## Task goal
Emit a verbatim copy of the lines running from the line with "Read all visible content and emit it as JSON." through the end of the material below.

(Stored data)

########

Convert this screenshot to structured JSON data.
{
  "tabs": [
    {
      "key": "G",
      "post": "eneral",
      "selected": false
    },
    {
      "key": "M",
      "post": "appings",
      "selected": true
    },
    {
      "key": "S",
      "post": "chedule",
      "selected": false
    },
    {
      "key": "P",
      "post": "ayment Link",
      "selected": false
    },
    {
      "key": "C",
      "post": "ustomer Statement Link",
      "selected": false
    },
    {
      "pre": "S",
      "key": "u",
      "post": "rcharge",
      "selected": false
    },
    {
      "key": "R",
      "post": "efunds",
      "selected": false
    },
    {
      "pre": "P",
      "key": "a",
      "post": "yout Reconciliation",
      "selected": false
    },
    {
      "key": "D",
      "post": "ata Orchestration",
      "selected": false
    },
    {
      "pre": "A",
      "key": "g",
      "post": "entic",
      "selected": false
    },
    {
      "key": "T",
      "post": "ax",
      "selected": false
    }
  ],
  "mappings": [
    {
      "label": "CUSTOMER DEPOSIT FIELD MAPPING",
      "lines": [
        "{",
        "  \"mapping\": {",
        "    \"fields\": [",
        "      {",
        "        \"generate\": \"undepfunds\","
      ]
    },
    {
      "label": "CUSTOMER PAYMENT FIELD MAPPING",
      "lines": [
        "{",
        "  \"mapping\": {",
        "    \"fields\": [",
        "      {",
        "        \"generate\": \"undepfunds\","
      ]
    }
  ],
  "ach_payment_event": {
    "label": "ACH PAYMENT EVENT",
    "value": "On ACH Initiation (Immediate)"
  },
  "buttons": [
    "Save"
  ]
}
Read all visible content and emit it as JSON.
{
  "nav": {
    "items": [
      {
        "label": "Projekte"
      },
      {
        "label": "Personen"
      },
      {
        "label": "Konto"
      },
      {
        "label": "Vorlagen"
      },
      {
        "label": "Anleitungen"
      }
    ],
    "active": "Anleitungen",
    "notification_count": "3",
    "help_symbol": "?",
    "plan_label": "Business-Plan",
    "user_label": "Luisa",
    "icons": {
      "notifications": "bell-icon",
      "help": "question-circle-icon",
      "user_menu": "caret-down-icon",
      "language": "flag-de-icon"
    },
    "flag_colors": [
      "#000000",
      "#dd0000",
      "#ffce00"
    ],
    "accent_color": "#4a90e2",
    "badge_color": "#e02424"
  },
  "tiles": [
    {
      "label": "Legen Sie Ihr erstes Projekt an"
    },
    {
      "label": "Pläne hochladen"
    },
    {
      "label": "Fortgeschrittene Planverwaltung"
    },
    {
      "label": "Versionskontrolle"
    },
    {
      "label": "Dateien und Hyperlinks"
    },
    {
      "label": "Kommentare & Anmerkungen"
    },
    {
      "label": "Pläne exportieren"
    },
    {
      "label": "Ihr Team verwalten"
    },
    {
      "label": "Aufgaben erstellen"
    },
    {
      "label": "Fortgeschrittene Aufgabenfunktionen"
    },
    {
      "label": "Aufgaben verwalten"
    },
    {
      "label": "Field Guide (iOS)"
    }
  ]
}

########

## In response
Read all visible content and emit it as JSON.
{
  "nav": {
    "items": [
      {
        "label": "Projekte"
      },
      {
        "label": "Personen"
      },
      {
        "label": "Konto"
      },
      {
        "label": "Vorlagen"
      },
      {
        "label": "Anleitungen"
      }
    ],
    "active": "Anleitungen",
    "notification_count": "3",
    "help_symbol": "?",
    "plan_label": "Business-Plan",
    "user_label": "Luisa",
    "icons": {
      "notifications": "bell-icon",
      "help": "question-circle-icon",
      "user_menu": "caret-down-icon",
      "language": "flag-de-icon"
    },
    "flag_colors": [
      "#000000",
      "#dd0000",
      "#ffce00"
    ],
    "accent_color": "#4a90e2",
    "badge_color": "#e02424"
  },
  "tiles": [
    {
      "label": "Legen Sie Ihr erstes Projekt an"
    },
    {
      "label": "Pläne hochladen"
    },
    {
      "label": "Fortgeschrittene Planverwaltung"
    },
    {
      "label": "Versionskontrolle"
    },
    {
      "label": "Dateien und Hyperlinks"
    },
    {
      "label": "Kommentare & Anmerkungen"
    },
    {
      "label": "Pläne exportieren"
    },
    {
      "label": "Ihr Team verwalten"
    },
    {
      "label": "Aufgaben erstellen"
    },
    {
      "label": "Fortgeschrittene Aufgabenfunktionen"
    },
    {
      "label": "Aufgaben verwalten"
    },
    {
      "label": "Field Guide (iOS)"
    }
  ]
}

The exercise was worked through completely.